Task goal: Go through the material below and report how many lines contain "Получать". Give only the number.

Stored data
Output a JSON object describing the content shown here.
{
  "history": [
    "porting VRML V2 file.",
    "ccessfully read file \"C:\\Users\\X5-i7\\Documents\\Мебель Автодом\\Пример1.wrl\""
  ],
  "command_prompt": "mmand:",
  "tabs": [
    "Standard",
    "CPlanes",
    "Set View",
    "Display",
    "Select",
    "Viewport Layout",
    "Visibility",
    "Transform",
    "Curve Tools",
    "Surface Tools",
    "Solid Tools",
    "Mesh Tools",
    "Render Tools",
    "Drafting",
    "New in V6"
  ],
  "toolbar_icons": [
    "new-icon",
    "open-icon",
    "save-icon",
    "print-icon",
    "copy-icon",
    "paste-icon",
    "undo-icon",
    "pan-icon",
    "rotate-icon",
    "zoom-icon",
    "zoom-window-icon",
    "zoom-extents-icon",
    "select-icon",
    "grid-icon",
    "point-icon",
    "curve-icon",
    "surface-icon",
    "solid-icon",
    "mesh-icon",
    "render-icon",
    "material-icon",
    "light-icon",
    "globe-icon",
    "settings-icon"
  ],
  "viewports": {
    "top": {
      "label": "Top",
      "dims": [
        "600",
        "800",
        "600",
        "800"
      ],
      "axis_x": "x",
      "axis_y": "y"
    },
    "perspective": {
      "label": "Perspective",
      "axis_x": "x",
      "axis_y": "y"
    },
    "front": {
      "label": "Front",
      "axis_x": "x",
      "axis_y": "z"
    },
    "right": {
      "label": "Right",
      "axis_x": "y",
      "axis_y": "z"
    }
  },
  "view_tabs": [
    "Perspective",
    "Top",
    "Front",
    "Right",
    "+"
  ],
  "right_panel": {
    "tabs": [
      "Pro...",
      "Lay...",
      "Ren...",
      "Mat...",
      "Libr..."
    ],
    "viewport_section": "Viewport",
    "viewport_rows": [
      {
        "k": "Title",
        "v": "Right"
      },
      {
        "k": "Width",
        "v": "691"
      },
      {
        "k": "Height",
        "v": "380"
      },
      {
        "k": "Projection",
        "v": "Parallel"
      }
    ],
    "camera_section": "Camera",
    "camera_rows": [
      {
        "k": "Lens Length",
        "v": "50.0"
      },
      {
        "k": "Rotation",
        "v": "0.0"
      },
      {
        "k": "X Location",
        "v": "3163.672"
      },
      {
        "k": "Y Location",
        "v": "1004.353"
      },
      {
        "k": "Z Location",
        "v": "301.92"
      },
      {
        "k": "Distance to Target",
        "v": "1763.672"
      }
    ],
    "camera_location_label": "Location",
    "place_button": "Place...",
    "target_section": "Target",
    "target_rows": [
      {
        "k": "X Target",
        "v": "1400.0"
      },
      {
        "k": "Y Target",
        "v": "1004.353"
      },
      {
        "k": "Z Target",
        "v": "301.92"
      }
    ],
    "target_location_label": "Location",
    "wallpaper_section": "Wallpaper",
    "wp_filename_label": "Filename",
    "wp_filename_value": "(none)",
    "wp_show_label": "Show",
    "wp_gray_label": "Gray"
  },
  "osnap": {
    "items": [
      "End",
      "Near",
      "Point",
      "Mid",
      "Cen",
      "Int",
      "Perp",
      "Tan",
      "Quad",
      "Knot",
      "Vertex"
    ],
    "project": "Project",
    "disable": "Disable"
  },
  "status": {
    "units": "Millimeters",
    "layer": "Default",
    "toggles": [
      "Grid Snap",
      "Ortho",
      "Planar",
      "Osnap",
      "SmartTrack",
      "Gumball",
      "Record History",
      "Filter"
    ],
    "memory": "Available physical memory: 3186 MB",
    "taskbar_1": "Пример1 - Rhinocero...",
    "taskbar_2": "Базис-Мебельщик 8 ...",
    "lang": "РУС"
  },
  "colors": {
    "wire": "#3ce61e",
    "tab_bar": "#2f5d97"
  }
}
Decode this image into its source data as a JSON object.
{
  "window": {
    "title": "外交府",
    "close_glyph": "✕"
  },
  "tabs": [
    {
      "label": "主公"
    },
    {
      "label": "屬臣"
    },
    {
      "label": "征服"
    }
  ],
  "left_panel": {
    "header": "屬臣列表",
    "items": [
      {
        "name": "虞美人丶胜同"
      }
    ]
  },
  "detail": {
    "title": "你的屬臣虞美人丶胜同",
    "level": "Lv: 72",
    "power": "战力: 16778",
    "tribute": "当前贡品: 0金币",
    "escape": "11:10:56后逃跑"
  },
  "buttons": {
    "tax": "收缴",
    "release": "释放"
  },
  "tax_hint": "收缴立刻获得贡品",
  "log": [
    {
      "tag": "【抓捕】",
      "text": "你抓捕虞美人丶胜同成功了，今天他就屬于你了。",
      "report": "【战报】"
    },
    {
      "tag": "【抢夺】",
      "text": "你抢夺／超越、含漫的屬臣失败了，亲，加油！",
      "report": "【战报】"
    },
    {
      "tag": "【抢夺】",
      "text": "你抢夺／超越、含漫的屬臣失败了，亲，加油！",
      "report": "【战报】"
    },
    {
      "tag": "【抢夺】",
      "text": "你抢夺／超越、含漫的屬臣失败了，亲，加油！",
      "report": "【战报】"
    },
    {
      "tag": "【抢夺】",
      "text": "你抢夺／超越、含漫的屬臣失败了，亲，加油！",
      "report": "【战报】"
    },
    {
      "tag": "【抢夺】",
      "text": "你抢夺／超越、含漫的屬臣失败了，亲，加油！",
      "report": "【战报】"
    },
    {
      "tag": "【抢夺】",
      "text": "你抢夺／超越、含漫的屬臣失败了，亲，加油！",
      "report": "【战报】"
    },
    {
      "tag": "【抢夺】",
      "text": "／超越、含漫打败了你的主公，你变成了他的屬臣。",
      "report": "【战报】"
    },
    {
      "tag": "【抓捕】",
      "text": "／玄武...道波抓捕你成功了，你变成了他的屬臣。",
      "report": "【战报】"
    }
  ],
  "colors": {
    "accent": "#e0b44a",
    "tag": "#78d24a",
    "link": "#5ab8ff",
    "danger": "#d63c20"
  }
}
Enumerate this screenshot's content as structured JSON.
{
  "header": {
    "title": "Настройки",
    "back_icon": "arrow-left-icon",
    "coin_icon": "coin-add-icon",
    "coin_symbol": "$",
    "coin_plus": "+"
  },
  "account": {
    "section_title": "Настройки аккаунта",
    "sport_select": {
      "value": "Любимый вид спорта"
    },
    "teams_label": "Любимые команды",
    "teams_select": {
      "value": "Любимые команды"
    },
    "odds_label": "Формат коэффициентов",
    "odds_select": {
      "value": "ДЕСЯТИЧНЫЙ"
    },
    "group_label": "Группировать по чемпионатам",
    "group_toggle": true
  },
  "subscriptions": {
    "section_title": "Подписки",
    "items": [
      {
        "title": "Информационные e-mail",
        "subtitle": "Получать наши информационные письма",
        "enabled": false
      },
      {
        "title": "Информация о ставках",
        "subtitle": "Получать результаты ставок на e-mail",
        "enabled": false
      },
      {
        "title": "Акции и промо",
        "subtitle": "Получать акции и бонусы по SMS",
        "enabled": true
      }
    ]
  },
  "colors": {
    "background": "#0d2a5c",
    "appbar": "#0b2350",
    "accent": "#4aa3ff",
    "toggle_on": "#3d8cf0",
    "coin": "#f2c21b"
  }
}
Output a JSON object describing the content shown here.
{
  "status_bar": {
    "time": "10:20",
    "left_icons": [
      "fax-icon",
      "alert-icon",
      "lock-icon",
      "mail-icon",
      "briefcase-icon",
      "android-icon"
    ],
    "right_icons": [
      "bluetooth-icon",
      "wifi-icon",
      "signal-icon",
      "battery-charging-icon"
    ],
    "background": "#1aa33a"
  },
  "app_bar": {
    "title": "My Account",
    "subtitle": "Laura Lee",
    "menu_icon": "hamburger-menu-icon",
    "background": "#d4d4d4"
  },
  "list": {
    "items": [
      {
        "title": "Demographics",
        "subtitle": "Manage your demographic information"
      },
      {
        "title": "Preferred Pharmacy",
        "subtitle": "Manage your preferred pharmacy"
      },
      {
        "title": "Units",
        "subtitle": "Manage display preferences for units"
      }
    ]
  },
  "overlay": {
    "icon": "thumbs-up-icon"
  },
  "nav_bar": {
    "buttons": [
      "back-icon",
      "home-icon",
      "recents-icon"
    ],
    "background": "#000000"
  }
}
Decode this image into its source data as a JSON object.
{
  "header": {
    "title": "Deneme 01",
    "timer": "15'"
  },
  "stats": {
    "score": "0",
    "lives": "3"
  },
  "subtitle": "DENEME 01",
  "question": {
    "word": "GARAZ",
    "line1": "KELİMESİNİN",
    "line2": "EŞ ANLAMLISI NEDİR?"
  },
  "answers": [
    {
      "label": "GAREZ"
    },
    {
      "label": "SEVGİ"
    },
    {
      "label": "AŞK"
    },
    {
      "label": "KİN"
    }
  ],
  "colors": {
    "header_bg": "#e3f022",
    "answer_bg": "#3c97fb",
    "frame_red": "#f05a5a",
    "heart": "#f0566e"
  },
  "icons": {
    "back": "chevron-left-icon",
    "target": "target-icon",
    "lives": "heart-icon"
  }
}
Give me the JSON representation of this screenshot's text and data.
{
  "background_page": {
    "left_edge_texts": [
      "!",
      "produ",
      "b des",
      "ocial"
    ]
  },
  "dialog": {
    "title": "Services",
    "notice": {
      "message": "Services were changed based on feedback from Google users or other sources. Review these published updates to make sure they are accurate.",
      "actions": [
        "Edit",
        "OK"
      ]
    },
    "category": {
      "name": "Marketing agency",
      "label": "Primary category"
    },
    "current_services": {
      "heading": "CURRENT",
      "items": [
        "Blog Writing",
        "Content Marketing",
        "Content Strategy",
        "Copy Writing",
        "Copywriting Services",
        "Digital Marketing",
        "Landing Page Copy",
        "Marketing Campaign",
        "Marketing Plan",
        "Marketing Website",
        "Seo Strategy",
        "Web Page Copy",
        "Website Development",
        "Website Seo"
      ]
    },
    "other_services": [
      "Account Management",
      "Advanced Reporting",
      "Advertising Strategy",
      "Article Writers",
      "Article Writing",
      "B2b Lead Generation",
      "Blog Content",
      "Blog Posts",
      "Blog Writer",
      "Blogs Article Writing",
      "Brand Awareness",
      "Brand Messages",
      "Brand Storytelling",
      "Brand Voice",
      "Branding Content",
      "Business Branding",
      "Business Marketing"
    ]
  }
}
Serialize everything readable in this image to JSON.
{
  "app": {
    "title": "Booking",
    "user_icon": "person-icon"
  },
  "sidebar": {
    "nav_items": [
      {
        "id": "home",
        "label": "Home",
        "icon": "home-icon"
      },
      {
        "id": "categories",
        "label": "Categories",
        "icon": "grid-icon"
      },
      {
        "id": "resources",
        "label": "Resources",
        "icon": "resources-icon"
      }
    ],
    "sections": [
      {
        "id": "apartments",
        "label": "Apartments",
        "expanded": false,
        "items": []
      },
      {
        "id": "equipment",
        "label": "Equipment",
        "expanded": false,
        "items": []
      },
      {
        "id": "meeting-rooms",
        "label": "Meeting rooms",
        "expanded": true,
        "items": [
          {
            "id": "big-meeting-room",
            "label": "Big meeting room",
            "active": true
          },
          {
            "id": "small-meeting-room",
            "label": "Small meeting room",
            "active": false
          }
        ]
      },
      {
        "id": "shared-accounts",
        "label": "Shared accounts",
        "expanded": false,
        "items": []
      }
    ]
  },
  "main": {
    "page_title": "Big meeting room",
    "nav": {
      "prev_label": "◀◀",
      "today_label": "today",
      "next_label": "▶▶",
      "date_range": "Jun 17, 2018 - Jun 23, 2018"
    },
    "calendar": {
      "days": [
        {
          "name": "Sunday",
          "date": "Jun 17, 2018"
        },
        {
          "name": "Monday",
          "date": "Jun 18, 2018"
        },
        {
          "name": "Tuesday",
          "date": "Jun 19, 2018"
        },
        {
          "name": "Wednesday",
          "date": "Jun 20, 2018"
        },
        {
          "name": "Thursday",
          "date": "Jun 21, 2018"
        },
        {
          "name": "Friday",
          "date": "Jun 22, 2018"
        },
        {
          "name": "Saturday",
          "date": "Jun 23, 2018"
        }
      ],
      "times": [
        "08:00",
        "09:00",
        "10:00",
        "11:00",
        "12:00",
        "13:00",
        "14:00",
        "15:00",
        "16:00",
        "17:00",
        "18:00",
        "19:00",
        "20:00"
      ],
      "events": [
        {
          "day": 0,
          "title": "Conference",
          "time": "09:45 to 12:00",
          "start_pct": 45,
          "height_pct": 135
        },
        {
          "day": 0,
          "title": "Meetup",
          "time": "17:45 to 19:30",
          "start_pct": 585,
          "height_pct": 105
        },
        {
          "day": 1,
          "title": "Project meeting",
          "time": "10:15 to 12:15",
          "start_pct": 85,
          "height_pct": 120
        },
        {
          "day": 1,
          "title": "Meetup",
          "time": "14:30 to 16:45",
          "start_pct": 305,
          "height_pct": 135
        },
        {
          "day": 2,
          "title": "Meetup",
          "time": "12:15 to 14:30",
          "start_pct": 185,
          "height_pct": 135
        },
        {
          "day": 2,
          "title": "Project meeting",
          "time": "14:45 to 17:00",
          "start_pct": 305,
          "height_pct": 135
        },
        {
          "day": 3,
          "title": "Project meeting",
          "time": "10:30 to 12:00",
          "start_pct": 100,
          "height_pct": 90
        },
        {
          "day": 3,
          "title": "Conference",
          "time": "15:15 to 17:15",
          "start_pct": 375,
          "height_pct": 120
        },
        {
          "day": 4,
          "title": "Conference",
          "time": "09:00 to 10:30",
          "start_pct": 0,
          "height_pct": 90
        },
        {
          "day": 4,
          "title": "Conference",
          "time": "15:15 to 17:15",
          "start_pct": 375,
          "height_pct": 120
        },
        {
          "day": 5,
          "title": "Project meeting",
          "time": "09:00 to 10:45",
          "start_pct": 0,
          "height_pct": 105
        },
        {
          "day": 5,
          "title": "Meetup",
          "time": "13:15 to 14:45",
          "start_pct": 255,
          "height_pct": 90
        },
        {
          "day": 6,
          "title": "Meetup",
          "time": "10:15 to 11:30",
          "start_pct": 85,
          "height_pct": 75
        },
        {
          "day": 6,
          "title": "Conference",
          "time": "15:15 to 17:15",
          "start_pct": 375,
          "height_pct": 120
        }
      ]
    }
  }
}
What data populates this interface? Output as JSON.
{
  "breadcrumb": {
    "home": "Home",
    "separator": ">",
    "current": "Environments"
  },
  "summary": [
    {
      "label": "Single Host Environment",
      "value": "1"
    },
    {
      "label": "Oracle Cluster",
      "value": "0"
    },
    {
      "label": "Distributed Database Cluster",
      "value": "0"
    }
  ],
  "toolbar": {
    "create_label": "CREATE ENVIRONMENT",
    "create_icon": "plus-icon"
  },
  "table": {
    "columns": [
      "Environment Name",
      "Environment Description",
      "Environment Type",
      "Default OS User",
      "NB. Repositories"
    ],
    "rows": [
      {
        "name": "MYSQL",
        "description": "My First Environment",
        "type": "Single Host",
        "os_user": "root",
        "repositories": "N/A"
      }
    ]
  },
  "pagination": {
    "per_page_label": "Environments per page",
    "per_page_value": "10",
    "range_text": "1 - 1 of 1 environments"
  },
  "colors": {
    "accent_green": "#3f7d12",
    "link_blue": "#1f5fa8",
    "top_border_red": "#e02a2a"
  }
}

Problem solution: 3